What is needed =>
Look through the records below and collect all lines that hold the string "JesseJenkins".

** START Material for this task **

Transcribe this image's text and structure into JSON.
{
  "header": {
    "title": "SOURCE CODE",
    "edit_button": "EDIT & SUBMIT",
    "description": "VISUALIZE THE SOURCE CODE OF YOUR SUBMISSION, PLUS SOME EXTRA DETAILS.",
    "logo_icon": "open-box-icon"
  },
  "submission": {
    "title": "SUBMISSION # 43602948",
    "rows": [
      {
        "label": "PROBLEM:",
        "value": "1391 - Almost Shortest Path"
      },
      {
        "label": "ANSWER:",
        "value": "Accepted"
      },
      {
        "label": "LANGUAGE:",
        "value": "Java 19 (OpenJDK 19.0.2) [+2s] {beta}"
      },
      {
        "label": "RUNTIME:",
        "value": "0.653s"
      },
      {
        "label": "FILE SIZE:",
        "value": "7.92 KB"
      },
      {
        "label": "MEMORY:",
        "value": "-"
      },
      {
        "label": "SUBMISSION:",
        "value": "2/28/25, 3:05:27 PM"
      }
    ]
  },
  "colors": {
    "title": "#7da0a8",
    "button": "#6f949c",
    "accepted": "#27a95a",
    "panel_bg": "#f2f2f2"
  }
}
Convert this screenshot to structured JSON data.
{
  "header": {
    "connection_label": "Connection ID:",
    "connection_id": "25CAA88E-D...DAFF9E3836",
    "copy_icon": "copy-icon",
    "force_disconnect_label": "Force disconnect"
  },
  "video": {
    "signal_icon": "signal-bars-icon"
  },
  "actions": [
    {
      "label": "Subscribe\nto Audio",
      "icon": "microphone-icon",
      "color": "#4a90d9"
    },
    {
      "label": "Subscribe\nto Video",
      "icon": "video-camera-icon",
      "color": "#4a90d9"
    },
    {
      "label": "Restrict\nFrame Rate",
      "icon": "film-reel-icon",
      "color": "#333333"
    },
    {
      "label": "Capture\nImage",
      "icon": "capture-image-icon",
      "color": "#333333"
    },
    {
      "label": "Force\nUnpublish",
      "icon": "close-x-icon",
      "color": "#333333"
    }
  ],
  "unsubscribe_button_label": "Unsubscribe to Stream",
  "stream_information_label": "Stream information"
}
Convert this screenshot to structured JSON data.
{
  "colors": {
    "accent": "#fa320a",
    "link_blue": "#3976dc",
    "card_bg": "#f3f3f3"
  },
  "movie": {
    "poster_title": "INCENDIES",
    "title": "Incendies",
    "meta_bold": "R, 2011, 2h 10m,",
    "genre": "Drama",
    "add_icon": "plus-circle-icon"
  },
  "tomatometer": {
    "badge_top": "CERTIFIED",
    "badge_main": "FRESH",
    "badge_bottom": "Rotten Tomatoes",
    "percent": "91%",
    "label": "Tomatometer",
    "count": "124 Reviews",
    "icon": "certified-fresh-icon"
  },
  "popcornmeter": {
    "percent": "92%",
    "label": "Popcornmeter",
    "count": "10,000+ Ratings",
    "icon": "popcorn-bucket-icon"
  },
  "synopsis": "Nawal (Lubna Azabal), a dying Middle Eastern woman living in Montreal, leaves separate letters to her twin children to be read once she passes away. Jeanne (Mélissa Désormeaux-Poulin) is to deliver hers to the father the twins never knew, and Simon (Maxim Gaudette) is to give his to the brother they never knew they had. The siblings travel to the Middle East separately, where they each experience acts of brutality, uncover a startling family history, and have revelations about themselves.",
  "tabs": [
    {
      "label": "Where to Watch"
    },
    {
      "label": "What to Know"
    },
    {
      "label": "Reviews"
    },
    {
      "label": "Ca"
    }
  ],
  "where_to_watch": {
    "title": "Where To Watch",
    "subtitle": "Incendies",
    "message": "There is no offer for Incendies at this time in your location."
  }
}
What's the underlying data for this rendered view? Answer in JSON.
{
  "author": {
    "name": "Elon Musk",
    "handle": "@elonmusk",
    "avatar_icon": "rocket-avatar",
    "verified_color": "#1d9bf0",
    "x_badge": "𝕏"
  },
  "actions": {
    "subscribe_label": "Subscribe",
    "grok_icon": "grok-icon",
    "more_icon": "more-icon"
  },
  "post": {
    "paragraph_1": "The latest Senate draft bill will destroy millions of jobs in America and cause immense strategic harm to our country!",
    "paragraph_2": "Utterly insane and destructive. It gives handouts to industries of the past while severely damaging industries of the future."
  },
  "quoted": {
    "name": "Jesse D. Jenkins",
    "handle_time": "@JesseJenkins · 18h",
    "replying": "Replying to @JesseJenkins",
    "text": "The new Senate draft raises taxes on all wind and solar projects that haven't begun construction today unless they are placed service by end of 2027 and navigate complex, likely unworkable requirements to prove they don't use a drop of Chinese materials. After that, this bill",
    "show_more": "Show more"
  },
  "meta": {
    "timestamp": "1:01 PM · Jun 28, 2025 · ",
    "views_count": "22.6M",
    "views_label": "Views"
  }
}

** END Material for this task **

Task solution =>
    "handle_time": "@JesseJenkins · 18h",
    "replying": "Replying to @JesseJenkins",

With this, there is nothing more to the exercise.